WORK TO DO
Search the data for the word "benzene" and copy every line that contains it.

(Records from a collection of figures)
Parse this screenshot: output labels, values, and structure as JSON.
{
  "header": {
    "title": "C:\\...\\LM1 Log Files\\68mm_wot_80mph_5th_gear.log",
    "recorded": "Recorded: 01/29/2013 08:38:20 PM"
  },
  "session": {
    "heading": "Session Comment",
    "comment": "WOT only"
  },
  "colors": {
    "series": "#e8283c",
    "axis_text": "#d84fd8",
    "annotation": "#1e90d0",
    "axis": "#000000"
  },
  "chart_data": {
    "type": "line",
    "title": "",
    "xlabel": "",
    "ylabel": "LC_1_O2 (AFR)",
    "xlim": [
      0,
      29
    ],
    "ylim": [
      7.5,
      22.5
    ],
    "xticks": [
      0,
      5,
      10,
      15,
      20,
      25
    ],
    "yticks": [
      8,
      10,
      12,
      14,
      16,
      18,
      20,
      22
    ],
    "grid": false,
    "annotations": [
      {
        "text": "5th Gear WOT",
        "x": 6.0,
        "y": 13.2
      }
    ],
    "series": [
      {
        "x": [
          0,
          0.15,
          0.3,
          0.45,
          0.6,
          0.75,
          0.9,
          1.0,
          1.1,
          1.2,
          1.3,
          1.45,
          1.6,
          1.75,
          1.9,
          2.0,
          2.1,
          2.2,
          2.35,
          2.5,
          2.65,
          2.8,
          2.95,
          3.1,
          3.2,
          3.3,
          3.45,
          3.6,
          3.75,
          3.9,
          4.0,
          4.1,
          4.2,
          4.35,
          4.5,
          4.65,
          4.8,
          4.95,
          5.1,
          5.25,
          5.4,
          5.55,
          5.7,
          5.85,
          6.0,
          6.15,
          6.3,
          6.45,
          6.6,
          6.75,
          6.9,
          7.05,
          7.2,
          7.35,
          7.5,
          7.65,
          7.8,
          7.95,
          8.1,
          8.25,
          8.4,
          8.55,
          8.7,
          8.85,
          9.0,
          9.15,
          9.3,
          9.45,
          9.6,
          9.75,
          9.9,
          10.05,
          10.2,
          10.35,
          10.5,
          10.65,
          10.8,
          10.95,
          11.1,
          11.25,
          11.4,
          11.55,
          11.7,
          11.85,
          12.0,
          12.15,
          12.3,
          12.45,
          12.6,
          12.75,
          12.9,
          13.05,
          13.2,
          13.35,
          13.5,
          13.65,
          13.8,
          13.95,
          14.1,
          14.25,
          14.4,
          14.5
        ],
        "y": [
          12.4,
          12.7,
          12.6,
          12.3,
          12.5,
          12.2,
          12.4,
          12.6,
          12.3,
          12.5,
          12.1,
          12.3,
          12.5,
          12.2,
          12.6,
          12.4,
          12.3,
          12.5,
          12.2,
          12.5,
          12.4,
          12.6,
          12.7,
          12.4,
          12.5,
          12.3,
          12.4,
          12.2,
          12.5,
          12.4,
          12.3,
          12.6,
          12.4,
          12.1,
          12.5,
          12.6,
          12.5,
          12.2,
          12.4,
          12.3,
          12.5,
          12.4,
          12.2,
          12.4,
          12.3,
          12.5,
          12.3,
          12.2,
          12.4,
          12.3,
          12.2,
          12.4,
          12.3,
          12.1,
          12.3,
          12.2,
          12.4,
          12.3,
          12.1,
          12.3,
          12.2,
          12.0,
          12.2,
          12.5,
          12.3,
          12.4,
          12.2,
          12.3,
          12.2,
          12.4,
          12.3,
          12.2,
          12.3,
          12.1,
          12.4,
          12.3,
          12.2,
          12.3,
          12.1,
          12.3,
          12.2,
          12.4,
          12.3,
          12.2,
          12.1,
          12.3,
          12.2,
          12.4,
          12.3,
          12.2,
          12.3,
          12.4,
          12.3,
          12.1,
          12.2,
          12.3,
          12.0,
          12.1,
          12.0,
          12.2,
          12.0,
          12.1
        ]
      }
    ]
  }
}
* * *
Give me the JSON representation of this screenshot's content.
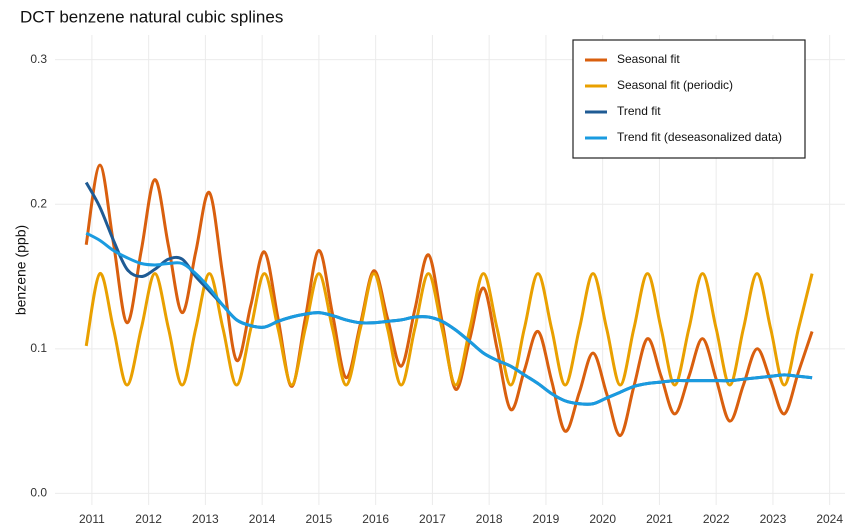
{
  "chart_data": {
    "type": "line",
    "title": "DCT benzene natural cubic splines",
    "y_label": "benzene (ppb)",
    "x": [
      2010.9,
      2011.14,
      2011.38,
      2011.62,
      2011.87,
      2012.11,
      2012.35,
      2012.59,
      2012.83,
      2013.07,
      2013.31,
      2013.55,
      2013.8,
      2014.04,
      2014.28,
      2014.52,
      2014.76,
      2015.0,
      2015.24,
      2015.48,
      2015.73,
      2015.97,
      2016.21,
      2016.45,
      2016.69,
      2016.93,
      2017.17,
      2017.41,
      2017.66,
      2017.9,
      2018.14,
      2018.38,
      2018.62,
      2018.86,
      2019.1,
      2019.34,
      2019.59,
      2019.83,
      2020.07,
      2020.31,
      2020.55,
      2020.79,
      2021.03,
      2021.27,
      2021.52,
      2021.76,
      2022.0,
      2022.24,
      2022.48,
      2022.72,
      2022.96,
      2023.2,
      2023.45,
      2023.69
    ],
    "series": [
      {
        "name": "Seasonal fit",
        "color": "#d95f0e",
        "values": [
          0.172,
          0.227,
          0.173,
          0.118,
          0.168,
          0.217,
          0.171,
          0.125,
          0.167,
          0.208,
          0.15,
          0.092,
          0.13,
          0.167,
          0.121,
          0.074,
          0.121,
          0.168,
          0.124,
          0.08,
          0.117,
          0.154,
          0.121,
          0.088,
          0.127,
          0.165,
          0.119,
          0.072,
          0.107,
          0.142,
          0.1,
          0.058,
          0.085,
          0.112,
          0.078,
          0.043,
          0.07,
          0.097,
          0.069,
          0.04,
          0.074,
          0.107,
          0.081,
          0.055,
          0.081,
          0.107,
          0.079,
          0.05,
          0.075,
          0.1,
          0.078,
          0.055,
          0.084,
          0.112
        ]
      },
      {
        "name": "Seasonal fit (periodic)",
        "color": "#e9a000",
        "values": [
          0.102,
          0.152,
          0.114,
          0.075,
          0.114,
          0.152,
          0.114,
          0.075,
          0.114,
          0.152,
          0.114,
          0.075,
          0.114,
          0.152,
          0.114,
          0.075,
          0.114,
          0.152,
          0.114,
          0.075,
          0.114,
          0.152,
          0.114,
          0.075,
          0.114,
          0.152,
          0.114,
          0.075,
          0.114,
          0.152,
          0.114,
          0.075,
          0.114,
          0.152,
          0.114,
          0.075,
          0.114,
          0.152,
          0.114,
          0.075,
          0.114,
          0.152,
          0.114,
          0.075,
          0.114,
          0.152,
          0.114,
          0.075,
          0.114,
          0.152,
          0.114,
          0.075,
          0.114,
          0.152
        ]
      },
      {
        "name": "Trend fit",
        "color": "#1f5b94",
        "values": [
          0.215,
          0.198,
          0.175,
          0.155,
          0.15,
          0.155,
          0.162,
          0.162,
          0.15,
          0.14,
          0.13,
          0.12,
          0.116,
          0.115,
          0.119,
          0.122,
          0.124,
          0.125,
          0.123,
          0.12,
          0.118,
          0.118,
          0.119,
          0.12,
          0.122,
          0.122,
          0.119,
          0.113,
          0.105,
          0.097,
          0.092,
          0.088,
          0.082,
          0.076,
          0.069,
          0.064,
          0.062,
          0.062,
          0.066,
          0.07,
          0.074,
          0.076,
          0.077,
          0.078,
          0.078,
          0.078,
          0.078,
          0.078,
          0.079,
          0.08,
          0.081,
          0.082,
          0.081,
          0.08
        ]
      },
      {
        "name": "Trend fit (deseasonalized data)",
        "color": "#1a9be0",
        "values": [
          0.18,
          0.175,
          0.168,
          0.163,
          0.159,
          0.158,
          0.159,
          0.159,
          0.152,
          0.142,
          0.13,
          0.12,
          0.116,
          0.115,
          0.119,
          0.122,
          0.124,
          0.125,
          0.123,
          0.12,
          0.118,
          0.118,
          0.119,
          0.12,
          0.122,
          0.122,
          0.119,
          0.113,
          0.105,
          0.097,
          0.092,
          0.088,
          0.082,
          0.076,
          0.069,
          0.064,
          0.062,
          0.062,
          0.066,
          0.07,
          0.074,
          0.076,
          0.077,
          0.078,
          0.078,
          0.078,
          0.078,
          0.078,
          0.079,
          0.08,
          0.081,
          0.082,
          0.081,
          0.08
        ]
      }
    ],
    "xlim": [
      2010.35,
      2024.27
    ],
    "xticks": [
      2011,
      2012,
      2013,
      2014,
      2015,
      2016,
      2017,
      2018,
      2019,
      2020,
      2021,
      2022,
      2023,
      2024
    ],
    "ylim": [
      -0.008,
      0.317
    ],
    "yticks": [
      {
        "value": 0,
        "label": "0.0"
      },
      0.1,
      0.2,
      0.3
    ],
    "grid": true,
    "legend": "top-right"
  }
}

OUTPUT BELOW
    "title": "DCT benzene natural cubic splines",
    "y_label": "benzene (ppb)",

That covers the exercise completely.